- **STATED GOAL 1**
Print the passage of the criminology network text between "Known scholars of" and "participate in a criminal act.", inclusive.

= Social network analysis in criminology =

Analysis of social relationships in terms of network theory

Social network analysis in criminology views social relationships in terms of network theory, consisting of nodes (representing individual actors within the network) and ties (which represent relationships between the individuals, such as offender movement, sub offenders, crime groups, etc.). These networks are often depicted in a social network diagram, where nodes are represented as vertices and ties are represented as edges.

Known scholars of social network analysis include Gisela Bichler, Lucia Summers, Carlo Morselli, Aili Malm, Jean McGloin, Jerzy Sarnecki, Diane Haynie, Andrew Papachristos, Mangai Natarajan, Francesco Calderoni, and David Bright.

== Key terms ==

=== Offender Movement ===
 The movement of deviants from one location to another (e.g. from home to the location of criminal acts).

=== Co-Offenders ===
 When two or more distinct individuals who participate in a criminal act.

=== Crime Group ===
 A social group, which participates in a criminal act. The group will often divide the labor in the act to maximize efficiency.

== Key concepts ==

=== Crime Pattern Theory ===
 Crime pattern theory consists of four key points: (1) that criminal events are complex, (2) that crime is not random, (3) that criminal opportunities are not random, and (4) that offenders and victims are not pathological in their use of time and space.

- **STATED GOAL 2**
Rename "bar" as "column" in the rows from their first line through the line holding "- x-tick-label: Fontan: [200, 514, 233, 522]", inclusive, and return only those lines with everything else unchanged.

- **INFORMATION SUPPLIED**
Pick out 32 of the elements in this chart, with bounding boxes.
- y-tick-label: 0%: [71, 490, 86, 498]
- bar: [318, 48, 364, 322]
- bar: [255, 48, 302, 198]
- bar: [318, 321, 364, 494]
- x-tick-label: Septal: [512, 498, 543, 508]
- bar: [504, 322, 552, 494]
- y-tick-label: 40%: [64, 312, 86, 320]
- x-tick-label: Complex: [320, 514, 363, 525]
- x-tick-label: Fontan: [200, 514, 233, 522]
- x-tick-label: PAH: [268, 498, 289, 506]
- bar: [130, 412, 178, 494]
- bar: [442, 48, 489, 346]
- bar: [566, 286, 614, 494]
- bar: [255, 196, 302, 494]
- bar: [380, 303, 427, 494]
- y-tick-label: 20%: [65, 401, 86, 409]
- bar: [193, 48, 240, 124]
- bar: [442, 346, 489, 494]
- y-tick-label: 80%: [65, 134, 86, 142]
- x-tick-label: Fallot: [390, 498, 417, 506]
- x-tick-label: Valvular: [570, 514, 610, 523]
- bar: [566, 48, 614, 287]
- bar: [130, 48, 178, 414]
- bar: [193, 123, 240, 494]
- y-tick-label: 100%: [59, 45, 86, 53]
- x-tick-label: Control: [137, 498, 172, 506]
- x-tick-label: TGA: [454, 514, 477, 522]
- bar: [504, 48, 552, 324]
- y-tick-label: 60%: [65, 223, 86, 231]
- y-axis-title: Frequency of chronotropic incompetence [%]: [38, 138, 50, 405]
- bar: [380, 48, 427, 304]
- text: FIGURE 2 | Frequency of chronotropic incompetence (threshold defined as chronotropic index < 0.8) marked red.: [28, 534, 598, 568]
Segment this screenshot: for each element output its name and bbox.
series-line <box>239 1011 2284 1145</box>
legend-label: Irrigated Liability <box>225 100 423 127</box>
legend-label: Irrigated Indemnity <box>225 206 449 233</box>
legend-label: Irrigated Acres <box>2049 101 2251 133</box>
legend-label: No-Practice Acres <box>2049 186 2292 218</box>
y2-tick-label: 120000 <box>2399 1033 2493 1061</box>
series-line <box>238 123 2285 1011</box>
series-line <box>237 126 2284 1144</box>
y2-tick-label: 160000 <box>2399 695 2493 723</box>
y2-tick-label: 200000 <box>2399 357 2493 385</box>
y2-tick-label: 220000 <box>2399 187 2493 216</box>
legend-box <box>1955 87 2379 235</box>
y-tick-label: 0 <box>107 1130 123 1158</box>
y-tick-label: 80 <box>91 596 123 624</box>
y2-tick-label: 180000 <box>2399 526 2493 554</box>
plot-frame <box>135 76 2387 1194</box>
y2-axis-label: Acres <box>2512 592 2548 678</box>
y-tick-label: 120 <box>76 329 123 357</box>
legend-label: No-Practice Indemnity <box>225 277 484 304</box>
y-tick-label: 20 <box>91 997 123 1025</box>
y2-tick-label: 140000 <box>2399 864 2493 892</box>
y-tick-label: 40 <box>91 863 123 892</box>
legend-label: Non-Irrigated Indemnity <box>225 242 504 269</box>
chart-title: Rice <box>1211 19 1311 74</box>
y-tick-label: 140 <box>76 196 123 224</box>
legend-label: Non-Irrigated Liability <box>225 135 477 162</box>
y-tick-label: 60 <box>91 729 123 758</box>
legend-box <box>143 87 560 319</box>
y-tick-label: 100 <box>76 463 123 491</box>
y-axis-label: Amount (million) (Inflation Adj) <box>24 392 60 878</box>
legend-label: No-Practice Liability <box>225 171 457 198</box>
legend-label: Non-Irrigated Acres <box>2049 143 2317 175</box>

- **EXERCISE RESPONSE 1**
Known scholars of social network analysis include Gisela Bichler, Lucia Summers, Carlo Morselli, Aili Malm, Jean McGloin, Jerzy Sarnecki, Diane Haynie, Andrew Papachristos, Mangai Natarajan, Francesco Calderoni, and David Bright.

== Key terms ==

=== Offender Movement ===
 The movement of deviants from one location to another (e.g. from home to the location of criminal acts).

=== Co-Offenders ===
 When two or more distinct individuals who participate in a criminal act.

- **EXERCISE RESPONSE 2**
Pick out 32 of the elements in this chart, with bounding boxes.
- y-tick-label: 0%: [71, 490, 86, 498]
- column: [318, 48, 364, 322]
- column: [255, 48, 302, 198]
- column: [318, 321, 364, 494]
- x-tick-label: Septal: [512, 498, 543, 508]
- column: [504, 322, 552, 494]
- y-tick-label: 40%: [64, 312, 86, 320]
- x-tick-label: Complex: [320, 514, 363, 525]
- x-tick-label: Fontan: [200, 514, 233, 522]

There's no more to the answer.